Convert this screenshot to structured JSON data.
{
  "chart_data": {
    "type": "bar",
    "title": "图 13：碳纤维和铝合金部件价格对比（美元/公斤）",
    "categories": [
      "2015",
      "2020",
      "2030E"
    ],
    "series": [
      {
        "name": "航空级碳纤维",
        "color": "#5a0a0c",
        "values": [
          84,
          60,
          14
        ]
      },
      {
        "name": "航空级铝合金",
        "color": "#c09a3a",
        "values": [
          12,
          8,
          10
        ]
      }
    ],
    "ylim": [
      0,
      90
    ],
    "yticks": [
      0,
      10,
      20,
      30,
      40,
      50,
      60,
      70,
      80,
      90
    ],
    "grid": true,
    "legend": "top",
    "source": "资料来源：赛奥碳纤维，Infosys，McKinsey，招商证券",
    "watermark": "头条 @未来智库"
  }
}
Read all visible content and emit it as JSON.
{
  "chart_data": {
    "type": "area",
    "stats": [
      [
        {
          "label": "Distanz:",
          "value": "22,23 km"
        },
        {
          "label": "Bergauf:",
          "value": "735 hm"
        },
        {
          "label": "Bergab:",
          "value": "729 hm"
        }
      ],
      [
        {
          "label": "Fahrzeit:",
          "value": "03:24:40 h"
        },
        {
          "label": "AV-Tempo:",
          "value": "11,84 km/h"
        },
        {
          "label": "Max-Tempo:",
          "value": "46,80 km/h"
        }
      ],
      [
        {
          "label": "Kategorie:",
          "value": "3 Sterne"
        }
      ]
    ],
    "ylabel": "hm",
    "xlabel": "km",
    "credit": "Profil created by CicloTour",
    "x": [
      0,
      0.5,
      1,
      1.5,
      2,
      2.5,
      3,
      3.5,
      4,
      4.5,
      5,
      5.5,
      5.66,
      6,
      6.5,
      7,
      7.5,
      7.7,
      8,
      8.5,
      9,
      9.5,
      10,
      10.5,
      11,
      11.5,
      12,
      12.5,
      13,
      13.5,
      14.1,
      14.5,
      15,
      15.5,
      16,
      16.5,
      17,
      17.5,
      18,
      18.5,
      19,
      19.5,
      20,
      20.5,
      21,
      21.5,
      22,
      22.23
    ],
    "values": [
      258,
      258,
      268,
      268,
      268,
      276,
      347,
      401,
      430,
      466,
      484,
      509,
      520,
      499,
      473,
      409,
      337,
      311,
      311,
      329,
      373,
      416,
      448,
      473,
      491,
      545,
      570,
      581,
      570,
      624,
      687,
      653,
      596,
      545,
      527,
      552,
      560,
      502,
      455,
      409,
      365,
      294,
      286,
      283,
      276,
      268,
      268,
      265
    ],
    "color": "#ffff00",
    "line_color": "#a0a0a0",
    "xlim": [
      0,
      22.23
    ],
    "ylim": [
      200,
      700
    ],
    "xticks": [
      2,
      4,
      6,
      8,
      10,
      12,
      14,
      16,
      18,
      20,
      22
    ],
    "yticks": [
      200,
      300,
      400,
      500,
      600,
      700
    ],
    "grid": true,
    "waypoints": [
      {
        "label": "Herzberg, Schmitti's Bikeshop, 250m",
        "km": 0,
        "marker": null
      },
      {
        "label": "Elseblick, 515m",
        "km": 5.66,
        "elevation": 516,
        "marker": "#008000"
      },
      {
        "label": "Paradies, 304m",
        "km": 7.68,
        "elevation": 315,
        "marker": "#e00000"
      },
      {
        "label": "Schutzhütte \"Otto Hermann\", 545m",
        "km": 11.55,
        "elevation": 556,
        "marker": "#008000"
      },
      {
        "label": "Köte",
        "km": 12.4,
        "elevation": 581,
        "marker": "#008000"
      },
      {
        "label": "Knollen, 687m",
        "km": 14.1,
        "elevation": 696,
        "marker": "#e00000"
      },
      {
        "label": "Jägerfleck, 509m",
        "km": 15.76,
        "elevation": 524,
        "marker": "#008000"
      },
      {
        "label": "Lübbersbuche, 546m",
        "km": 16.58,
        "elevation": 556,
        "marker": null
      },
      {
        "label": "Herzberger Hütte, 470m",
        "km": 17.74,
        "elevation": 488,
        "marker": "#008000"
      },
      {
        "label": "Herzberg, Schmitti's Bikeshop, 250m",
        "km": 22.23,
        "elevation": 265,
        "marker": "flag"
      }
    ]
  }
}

§ **Work to complete**
Using the listing above, reproduce each line without omission.

§ **Written solution**
Convert this screenshot to structured JSON data.
{
  "chart_data": {
    "type": "bar",
    "title": "图 13：碳纤维和铝合金部件价格对比（美元/公斤）",
    "categories": [
      "2015",
      "2020",
      "2030E"
    ],
    "series": [
      {
        "name": "航空级碳纤维",
        "color": "#5a0a0c",
        "values": [
          84,
          60,
          14
        ]
      },
      {
        "name": "航空级铝合金",
        "color": "#c09a3a",
        "values": [
          12,
          8,
          10
        ]
      }
    ],
    "ylim": [
      0,
      90
    ],
    "yticks": [
      0,
      10,
      20,
      30,
      40,
      50,
      60,
      70,
      80,
      90
    ],
    "grid": true,
    "legend": "top",
    "source": "资料来源：赛奥碳纤维，Infosys，McKinsey，招商证券",
    "watermark": "头条 @未来智库"
  }
}
Read all visible content and emit it as JSON.
{
  "chart_data": {
    "type": "area",
    "stats": [
      [
        {
          "label": "Distanz:",
          "value": "22,23 km"
        },
        {
          "label": "Bergauf:",
          "value": "735 hm"
        },
        {
          "label": "Bergab:",
          "value": "729 hm"
        }
      ],
      [
        {
          "label": "Fahrzeit:",
          "value": "03:24:40 h"
        },
        {
          "label": "AV-Tempo:",
          "value": "11,84 km/h"
        },
        {
          "label": "Max-Tempo:",
          "value": "46,80 km/h"
        }
      ],
      [
        {
          "label": "Kategorie:",
          "value": "3 Sterne"
        }
      ]
    ],
    "ylabel": "hm",
    "xlabel": "km",
    "credit": "Profil created by CicloTour",
    "x": [
      0,
      0.5,
      1,
      1.5,
      2,
      2.5,
      3,
      3.5,
      4,
      4.5,
      5,
      5.5,
      5.66,
      6,
      6.5,
      7,
      7.5,
      7.7,
      8,
      8.5,
      9,
      9.5,
      10,
      10.5,
      11,
      11.5,
      12,
      12.5,
      13,
      13.5,
      14.1,
      14.5,
      15,
      15.5,
      16,
      16.5,
      17,
      17.5,
      18,
      18.5,
      19,
      19.5,
      20,
      20.5,
      21,
      21.5,
      22,
      22.23
    ],
    "values": [
      258,
      258,
      268,
      268,
      268,
      276,
      347,
      401,
      430,
      466,
      484,
      509,
      520,
      499,
      473,
      409,
      337,
      311,
      311,
      329,
      373,
      416,
      448,
      473,
      491,
      545,
      570,
      581,
      570,
      624,
      687,
      653,
      596,
      545,
      527,
      552,
      560,
      502,
      455,
      409,
      365,
      294,
      286,
      283,
      276,
      268,
      268,
      265
    ],
    "color": "#ffff00",
    "line_color": "#a0a0a0",
    "xlim": [
      0,
      22.23
    ],
    "ylim": [
      200,
      700
    ],
    "xticks": [
      2,
      4,
      6,
      8,
      10,
      12,
      14,
      16,
      18,
      20,
      22
    ],
    "yticks": [
      200,
      300,
      400,
      500,
      600,
      700
    ],
    "grid": true,
    "waypoints": [
      {
        "label": "Herzberg, Schmitti's Bikeshop, 250m",
        "km": 0,
        "marker": null
      },
      {
        "label": "Elseblick, 515m",
        "km": 5.66,
        "elevation": 516,
        "marker": "#008000"
      },
      {
        "label": "Paradies, 304m",
        "km": 7.68,
        "elevation": 315,
        "marker": "#e00000"
      },
      {
        "label": "Schutzhütte \"Otto Hermann\", 545m",
        "km": 11.55,
        "elevation": 556,
        "marker": "#008000"
      },
      {
        "label": "Köte",
        "km": 12.4,
        "elevation": 581,
        "marker": "#008000"
      },
      {
        "label": "Knollen, 687m",
        "km": 14.1,
        "elevation": 696,
        "marker": "#e00000"
      },
      {
        "label": "Jägerfleck, 509m",
        "km": 15.76,
        "elevation": 524,
        "marker": "#008000"
      },
      {
        "label": "Lübbersbuche, 546m",
        "km": 16.58,
        "elevation": 556,
        "marker": null
      },
      {
        "label": "Herzberger Hütte, 470m",
        "km": 17.74,
        "elevation": 488,
        "marker": "#008000"
      },
      {
        "label": "Herzberg, Schmitti's Bikeshop, 250m",
        "km": 22.23,
        "elevation": 265,
        "marker": "flag"
      }
    ]
  }
}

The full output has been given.